──────── EXCERPTED DATA ────────

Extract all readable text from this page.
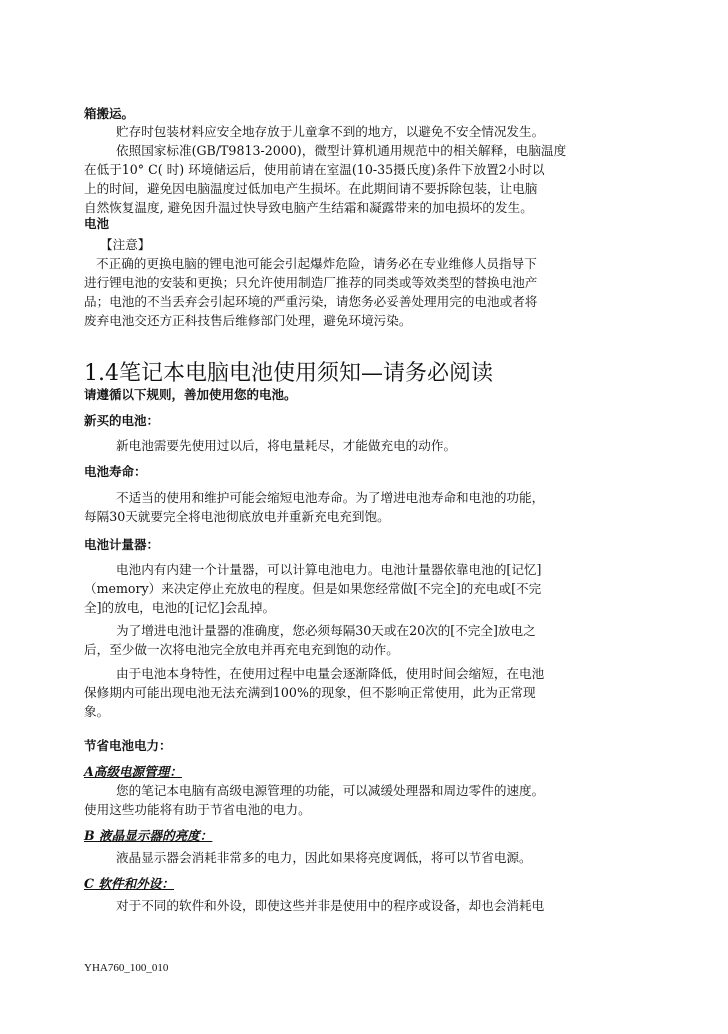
箱搬运。
贮存时包装材料应安全地存放于儿童拿不到的地方，以避免不安全情况发生。
依照国家标准(GB/T9813-2000)，微型计算机通用规范中的相关解释，电脑温度
在低于10° C( 时) 环境储运后，使用前请在室温(10-35摄氏度)条件下放置2小时以
上的时间，避免因电脑温度过低加电产生损坏。在此期间请不要拆除包装，让电脑
自然恢复温度, 避免因升温过快导致电脑产生结霜和凝露带来的加电损坏的发生。
电池
【注意】
不正确的更换电脑的锂电池可能会引起爆炸危险，请务必在专业维修人员指导下
进行锂电池的安装和更换；只允许使用制造厂推荐的同类或等效类型的替换电池产
品；电池的不当丢弃会引起环境的严重污染，请您务必妥善处理用完的电池或者将
废弃电池交还方正科技售后维修部门处理，避免环境污染。
1.4笔记本电脑电池使用须知—请务必阅读
请遵循以下规则，善加使用您的电池。
新买的电池：
新电池需要先使用过以后，将电量耗尽，才能做充电的动作。
电池寿命：
不适当的使用和维护可能会缩短电池寿命。为了增进电池寿命和电池的功能，
每隔30天就要完全将电池彻底放电并重新充电充到饱。
电池计量器：
电池内有内建一个计量器，可以计算电池电力。电池计量器依靠电池的[记忆]
（memory）来决定停止充放电的程度。但是如果您经常做[不完全]的充电或[不完
全]的放电，电池的[记忆]会乱掉。
为了增进电池计量器的准确度，您必须每隔30天或在20次的[不完全]放电之
后，至少做一次将电池完全放电并再充电充到饱的动作。
由于电池本身特性，在使用过程中电量会逐渐降低，使用时间会缩短，在电池
保修期内可能出现电池无法充满到100%的现象，但不影响正常使用，此为正常现
象。
节省电池电力：
A高级电源管理：
您的笔记本电脑有高级电源管理的功能，可以减缓处理器和周边零件的速度。
使用这些功能将有助于节省电池的电力。
B 液晶显示器的亮度：
液晶显示器会消耗非常多的电力，因此如果将亮度调低，将可以节省电源。
C 软件和外设：
对于不同的软件和外设，即使这些并非是使用中的程序或设备，却也会消耗电
YHA760_100_010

────────

EXERCISE DESCRIPTION - Write the records out once more, exactly as they appear, with no pictures.

SOLUTION TO THE EXERCISE -
Extract all readable text from this page.
箱搬运。
贮存时包装材料应安全地存放于儿童拿不到的地方，以避免不安全情况发生。
依照国家标准(GB/T9813-2000)，微型计算机通用规范中的相关解释，电脑温度
在低于10° C( 时) 环境储运后，使用前请在室温(10-35摄氏度)条件下放置2小时以
上的时间，避免因电脑温度过低加电产生损坏。在此期间请不要拆除包装，让电脑
自然恢复温度, 避免因升温过快导致电脑产生结霜和凝露带来的加电损坏的发生。
电池
【注意】
不正确的更换电脑的锂电池可能会引起爆炸危险，请务必在专业维修人员指导下
进行锂电池的安装和更换；只允许使用制造厂推荐的同类或等效类型的替换电池产
品；电池的不当丢弃会引起环境的严重污染，请您务必妥善处理用完的电池或者将
废弃电池交还方正科技售后维修部门处理，避免环境污染。
1.4笔记本电脑电池使用须知—请务必阅读
请遵循以下规则，善加使用您的电池。
新买的电池：
新电池需要先使用过以后，将电量耗尽，才能做充电的动作。
电池寿命：
不适当的使用和维护可能会缩短电池寿命。为了增进电池寿命和电池的功能，
每隔30天就要完全将电池彻底放电并重新充电充到饱。
电池计量器：
电池内有内建一个计量器，可以计算电池电力。电池计量器依靠电池的[记忆]
（memory）来决定停止充放电的程度。但是如果您经常做[不完全]的充电或[不完
全]的放电，电池的[记忆]会乱掉。
为了增进电池计量器的准确度，您必须每隔30天或在20次的[不完全]放电之
后，至少做一次将电池完全放电并再充电充到饱的动作。
由于电池本身特性，在使用过程中电量会逐渐降低，使用时间会缩短，在电池
保修期内可能出现电池无法充满到100%的现象，但不影响正常使用，此为正常现
象。
节省电池电力：
A高级电源管理：
您的笔记本电脑有高级电源管理的功能，可以减缓处理器和周边零件的速度。
使用这些功能将有助于节省电池的电力。
B 液晶显示器的亮度：
液晶显示器会消耗非常多的电力，因此如果将亮度调低，将可以节省电源。
C 软件和外设：
对于不同的软件和外设，即使这些并非是使用中的程序或设备，却也会消耗电
YHA760_100_010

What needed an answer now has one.